— Task to complete —
Scan the data below for the string "damp". Show every line where it turns up.

— Given data —
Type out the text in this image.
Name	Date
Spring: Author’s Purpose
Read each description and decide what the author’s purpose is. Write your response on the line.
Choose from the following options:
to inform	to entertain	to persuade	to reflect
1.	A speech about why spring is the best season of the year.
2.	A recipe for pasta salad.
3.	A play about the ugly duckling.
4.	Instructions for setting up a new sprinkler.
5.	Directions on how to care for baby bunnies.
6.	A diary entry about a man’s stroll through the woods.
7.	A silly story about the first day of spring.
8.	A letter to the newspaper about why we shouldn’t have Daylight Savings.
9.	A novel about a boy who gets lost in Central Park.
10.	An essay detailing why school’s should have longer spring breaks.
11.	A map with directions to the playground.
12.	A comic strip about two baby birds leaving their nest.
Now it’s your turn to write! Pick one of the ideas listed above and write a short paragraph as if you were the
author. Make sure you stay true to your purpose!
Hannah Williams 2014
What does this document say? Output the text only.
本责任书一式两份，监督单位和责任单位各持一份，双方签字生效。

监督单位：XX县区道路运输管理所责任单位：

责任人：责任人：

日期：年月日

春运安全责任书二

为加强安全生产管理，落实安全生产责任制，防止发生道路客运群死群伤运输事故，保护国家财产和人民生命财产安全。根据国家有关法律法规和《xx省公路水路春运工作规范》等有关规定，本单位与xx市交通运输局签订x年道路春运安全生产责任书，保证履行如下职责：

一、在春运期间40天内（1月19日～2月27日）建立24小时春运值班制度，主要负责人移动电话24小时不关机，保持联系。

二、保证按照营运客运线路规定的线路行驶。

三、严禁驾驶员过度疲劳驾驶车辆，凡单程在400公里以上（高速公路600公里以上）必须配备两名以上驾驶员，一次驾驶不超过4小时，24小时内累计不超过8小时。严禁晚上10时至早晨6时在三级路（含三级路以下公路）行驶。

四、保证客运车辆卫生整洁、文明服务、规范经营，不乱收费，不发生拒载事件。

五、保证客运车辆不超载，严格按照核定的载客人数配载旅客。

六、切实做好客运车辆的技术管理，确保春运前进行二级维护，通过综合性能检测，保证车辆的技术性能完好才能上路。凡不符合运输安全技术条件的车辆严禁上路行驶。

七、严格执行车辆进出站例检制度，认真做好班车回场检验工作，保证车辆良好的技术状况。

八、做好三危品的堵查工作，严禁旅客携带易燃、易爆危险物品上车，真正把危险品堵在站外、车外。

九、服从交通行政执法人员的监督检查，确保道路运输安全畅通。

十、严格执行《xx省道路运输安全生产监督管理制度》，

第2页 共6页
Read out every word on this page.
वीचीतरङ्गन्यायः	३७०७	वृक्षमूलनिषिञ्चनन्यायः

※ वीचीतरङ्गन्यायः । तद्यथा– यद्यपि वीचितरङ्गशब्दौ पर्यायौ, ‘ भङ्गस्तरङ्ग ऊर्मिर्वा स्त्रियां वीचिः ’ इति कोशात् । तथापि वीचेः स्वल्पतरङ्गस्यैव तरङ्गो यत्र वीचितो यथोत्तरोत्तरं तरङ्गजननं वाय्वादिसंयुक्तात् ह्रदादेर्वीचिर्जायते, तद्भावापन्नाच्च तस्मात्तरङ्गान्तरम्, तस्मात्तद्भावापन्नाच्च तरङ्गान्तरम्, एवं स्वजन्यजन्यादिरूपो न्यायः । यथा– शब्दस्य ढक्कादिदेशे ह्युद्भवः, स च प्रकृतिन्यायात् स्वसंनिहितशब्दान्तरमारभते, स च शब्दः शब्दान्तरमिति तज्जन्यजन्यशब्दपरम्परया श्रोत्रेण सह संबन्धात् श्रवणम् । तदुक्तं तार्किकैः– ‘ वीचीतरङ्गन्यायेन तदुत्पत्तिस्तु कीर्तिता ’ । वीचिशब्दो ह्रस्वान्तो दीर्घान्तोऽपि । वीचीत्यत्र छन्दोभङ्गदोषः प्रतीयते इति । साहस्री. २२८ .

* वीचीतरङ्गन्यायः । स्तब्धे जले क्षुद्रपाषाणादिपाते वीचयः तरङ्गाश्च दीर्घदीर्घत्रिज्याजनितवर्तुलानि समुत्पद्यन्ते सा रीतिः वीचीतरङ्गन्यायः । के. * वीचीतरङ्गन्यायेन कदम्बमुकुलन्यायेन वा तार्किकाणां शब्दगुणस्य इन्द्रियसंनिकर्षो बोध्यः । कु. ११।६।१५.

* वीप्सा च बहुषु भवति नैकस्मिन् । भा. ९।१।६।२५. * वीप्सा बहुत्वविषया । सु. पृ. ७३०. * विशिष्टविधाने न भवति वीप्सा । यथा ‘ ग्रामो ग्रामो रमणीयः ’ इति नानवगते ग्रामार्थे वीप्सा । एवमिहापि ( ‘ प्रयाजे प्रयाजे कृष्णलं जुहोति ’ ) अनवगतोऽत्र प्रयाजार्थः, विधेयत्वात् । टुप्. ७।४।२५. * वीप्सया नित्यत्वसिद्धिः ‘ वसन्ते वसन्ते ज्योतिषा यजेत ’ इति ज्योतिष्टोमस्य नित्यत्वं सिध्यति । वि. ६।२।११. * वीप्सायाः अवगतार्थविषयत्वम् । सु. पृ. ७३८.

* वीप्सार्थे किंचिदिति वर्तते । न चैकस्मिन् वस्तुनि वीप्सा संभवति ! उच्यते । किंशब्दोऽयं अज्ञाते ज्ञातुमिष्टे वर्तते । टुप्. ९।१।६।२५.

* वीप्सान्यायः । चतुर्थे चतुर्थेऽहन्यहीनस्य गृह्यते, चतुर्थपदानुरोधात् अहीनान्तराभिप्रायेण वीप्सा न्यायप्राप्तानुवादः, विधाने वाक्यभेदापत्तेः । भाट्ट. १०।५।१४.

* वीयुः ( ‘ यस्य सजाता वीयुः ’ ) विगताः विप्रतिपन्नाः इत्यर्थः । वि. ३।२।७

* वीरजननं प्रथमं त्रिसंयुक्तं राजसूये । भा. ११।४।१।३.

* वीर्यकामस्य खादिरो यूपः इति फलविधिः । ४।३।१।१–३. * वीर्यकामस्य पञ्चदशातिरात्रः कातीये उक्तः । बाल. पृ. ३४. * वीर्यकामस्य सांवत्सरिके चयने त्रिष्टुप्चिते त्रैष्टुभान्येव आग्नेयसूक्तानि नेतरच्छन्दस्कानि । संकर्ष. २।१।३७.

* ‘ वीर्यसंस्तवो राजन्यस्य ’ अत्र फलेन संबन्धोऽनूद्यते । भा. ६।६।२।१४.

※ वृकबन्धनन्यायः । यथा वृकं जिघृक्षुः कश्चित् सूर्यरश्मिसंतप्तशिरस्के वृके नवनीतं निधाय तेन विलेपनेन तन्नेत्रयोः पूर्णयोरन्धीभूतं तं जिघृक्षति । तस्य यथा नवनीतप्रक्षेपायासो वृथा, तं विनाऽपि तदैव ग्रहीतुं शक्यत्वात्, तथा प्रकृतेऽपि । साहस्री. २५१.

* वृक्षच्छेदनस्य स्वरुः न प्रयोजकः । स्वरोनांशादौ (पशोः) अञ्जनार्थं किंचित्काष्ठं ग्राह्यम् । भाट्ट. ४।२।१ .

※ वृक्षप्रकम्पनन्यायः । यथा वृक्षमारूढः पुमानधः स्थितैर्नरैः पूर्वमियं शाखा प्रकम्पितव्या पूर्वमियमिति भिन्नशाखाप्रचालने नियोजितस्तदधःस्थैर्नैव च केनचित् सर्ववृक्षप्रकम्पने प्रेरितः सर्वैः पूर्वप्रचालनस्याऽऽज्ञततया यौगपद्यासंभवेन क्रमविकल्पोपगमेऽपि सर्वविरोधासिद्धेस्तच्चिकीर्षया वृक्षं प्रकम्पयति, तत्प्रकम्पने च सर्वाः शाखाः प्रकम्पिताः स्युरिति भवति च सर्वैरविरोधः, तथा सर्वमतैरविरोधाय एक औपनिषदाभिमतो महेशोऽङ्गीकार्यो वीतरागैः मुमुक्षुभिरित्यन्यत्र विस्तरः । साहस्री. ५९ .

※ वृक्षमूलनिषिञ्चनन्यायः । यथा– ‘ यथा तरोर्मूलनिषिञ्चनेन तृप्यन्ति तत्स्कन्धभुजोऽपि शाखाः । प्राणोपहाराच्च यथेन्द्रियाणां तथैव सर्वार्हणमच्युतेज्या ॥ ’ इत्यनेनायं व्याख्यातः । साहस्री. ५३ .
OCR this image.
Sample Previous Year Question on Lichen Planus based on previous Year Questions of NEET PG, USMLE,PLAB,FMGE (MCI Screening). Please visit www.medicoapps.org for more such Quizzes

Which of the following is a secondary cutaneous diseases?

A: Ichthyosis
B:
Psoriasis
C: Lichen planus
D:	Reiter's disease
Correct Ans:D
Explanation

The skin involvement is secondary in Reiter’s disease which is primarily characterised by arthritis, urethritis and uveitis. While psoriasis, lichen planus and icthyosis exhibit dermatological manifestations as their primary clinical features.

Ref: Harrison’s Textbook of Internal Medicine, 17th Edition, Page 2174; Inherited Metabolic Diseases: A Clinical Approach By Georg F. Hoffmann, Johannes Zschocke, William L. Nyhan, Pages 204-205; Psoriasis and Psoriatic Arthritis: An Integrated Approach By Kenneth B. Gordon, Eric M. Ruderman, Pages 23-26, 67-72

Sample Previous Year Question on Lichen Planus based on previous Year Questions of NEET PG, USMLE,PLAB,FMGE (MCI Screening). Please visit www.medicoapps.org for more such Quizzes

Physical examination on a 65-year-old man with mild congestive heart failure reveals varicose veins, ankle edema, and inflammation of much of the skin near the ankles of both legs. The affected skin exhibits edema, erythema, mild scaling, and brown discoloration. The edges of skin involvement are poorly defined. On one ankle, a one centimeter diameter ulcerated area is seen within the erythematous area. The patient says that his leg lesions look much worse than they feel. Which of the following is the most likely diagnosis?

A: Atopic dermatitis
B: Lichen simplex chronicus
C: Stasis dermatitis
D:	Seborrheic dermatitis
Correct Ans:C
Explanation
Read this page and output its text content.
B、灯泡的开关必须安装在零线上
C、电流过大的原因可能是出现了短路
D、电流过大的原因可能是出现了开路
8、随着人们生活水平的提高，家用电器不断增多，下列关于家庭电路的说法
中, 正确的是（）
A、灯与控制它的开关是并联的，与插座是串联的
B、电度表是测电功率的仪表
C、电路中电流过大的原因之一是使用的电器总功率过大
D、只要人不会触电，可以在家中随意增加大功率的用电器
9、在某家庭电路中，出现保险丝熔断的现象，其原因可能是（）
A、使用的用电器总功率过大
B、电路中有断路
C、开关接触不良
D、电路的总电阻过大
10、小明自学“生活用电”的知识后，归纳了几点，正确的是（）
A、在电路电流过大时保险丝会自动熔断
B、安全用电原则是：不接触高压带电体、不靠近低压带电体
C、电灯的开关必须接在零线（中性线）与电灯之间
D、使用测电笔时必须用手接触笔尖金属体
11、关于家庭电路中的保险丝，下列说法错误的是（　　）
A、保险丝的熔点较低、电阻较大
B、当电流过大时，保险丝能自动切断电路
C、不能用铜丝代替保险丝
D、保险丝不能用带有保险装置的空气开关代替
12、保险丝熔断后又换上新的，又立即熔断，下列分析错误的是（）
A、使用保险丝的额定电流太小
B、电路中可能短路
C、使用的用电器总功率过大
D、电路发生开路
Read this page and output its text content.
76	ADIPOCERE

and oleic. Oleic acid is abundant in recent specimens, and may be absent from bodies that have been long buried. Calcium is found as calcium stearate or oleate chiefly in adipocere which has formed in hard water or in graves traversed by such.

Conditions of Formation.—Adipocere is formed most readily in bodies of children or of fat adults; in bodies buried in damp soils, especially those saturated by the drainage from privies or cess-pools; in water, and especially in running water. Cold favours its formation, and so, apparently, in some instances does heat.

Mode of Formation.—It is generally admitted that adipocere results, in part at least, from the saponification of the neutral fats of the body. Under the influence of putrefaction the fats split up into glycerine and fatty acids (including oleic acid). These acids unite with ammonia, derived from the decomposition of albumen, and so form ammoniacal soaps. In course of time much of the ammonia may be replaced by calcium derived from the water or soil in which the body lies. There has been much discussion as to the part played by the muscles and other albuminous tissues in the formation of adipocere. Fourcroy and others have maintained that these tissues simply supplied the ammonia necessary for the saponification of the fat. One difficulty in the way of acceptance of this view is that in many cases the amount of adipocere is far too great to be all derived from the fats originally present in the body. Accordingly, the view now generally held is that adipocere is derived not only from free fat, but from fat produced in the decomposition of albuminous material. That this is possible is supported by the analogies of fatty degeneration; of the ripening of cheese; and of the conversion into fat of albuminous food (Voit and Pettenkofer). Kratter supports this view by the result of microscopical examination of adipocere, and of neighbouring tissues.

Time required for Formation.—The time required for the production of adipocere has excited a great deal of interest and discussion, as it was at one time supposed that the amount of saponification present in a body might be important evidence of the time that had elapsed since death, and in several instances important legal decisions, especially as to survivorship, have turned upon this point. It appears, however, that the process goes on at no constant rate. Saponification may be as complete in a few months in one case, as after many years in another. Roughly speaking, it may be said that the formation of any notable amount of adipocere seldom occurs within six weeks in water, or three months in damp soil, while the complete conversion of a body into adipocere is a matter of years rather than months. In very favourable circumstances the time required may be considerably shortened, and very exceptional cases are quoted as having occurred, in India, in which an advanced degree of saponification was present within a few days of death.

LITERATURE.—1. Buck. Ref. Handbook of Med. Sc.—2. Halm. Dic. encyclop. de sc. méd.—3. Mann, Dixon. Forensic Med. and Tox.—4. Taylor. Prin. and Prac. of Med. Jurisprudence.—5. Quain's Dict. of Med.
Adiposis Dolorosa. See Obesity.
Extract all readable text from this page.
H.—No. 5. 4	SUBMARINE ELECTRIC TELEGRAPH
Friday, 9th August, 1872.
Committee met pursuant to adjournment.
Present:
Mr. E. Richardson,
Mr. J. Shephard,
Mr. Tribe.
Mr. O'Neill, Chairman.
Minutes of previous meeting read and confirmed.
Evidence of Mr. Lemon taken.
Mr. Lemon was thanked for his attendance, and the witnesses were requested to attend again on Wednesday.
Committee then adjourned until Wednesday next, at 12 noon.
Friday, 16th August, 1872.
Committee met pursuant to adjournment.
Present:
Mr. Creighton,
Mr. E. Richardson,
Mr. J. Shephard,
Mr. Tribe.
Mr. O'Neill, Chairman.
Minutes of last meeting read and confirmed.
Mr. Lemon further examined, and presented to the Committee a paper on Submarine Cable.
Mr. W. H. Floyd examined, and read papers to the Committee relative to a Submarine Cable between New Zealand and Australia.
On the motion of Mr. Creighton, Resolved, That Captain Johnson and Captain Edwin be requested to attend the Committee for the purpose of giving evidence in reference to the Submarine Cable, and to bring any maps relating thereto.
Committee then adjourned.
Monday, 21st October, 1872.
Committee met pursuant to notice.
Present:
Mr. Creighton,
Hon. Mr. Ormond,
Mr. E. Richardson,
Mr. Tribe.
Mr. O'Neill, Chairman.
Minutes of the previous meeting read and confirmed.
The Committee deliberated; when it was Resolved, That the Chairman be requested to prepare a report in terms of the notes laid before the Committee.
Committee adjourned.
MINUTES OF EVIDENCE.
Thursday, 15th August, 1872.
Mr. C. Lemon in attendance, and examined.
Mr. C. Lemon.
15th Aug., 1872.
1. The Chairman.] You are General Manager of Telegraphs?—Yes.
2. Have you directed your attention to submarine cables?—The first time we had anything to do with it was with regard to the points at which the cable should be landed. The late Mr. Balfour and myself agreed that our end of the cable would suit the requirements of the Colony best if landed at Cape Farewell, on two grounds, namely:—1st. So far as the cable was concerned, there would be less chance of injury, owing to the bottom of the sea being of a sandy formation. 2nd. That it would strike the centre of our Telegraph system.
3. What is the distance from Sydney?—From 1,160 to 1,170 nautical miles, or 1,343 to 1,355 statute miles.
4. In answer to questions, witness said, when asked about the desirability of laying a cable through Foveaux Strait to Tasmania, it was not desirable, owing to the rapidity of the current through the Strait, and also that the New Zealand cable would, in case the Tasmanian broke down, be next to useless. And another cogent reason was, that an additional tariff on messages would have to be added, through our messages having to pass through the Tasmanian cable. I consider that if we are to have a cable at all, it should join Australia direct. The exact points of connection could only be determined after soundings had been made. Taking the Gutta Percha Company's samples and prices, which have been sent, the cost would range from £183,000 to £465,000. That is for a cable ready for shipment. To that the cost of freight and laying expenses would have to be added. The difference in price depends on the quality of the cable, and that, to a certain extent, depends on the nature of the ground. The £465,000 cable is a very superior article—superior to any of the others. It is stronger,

— Written response —
Conditions of Formation.—Adipocere is formed most readily in bodies of children or of fat adults; in bodies buried in damp soils, especially those saturated by the drainage from privies or cess-pools; in water, and especially in running water. Cold favours its formation, and so, apparently, in some instances does heat.
Time required for Formation.—The time required for the production of adipocere has excited a great deal of interest and discussion, as it was at one time supposed that the amount of saponification present in a body might be important evidence of the time that had elapsed since death, and in several instances important legal decisions, especially as to survivorship, have turned upon this point. It appears, however, that the process goes on at no constant rate. Saponification may be as complete in a few months in one case, as after many years in another. Roughly speaking, it may be said that the formation of any notable amount of adipocere seldom occurs within six weeks in water, or three months in damp soil, while the complete conversion of a body into adipocere is a matter of years rather than months. In very favourable circumstances the time required may be considerably shortened, and very exceptional cases are quoted as having occurred, in India, in which an advanced degree of saponification was present within a few days of death.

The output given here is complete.